**WHAT IS BEING ASKED**
Copy the items below word for word, from the first line through the line that contains "data-point: [371, 337, 378, 344]", including both of those lines.

**DATA ENTRIES**
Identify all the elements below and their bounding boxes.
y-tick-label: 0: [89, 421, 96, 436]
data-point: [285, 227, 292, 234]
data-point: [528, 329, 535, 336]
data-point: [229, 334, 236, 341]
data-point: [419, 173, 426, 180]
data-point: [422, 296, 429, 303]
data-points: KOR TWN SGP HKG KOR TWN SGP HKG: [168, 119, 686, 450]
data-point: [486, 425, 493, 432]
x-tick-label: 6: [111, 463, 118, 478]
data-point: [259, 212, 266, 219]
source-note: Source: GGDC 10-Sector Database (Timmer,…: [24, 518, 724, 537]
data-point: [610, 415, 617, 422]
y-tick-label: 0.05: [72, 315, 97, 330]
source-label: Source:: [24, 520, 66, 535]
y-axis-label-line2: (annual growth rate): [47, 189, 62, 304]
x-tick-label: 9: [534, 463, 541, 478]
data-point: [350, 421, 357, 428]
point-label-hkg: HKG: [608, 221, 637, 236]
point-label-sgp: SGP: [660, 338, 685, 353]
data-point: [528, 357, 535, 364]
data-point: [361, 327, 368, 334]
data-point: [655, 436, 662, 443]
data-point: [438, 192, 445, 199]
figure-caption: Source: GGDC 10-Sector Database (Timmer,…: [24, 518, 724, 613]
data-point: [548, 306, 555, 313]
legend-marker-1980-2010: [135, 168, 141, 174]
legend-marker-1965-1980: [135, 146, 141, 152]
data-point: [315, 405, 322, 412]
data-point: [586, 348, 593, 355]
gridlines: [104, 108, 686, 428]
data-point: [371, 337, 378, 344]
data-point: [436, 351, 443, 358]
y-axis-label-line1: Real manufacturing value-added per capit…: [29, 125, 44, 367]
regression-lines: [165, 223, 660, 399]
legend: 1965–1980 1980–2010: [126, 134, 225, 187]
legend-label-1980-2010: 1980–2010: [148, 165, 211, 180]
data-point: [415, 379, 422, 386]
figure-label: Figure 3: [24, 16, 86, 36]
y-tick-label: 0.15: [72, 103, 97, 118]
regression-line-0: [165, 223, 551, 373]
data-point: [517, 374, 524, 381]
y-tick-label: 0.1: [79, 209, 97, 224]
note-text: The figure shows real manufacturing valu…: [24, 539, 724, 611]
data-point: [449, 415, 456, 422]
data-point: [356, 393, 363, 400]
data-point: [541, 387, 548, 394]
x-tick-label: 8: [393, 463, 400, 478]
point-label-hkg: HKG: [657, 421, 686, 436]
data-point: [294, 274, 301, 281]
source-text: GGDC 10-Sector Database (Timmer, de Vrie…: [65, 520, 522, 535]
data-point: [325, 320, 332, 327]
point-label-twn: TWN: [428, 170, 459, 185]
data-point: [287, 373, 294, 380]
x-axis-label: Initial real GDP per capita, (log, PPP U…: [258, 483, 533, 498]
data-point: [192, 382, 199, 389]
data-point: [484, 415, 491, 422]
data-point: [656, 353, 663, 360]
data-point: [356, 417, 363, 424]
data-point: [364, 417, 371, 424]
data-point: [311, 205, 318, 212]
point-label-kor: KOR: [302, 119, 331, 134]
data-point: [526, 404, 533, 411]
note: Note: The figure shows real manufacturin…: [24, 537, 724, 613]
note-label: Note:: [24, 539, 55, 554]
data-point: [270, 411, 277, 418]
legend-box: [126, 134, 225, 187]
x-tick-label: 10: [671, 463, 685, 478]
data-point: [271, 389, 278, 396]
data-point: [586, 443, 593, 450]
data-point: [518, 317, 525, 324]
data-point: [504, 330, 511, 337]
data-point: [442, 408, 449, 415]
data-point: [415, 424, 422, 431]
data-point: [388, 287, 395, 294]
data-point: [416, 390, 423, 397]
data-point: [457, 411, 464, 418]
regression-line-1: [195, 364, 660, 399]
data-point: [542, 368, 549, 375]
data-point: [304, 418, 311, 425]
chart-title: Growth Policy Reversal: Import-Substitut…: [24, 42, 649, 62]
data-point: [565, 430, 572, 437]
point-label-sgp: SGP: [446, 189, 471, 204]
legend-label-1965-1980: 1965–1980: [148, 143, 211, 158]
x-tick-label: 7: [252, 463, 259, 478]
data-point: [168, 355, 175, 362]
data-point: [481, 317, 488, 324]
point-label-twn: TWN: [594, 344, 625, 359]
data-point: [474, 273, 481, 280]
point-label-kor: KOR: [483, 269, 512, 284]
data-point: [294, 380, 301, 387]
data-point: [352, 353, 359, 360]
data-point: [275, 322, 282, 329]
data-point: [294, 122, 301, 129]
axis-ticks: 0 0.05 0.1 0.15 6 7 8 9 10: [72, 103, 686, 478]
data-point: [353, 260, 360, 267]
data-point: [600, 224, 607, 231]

**FINISHED EXERCISE**
Identify all the elements below and their bounding boxes.
y-tick-label: 0: [89, 421, 96, 436]
data-point: [285, 227, 292, 234]
data-point: [528, 329, 535, 336]
data-point: [229, 334, 236, 341]
data-point: [419, 173, 426, 180]
data-point: [422, 296, 429, 303]
data-points: KOR TWN SGP HKG KOR TWN SGP HKG: [168, 119, 686, 450]
data-point: [486, 425, 493, 432]
x-tick-label: 6: [111, 463, 118, 478]
data-point: [259, 212, 266, 219]
source-note: Source: GGDC 10-Sector Database (Timmer,…: [24, 518, 724, 537]
data-point: [610, 415, 617, 422]
y-tick-label: 0.05: [72, 315, 97, 330]
source-label: Source:: [24, 520, 66, 535]
y-axis-label-line2: (annual growth rate): [47, 189, 62, 304]
x-tick-label: 9: [534, 463, 541, 478]
data-point: [350, 421, 357, 428]
point-label-hkg: HKG: [608, 221, 637, 236]
point-label-sgp: SGP: [660, 338, 685, 353]
data-point: [528, 357, 535, 364]
data-point: [361, 327, 368, 334]
data-point: [655, 436, 662, 443]
data-point: [438, 192, 445, 199]
figure-caption: Source: GGDC 10-Sector Database (Timmer,…: [24, 518, 724, 613]
data-point: [548, 306, 555, 313]
legend-marker-1980-2010: [135, 168, 141, 174]
legend-marker-1965-1980: [135, 146, 141, 152]
data-point: [315, 405, 322, 412]
data-point: [586, 348, 593, 355]
gridlines: [104, 108, 686, 428]
data-point: [371, 337, 378, 344]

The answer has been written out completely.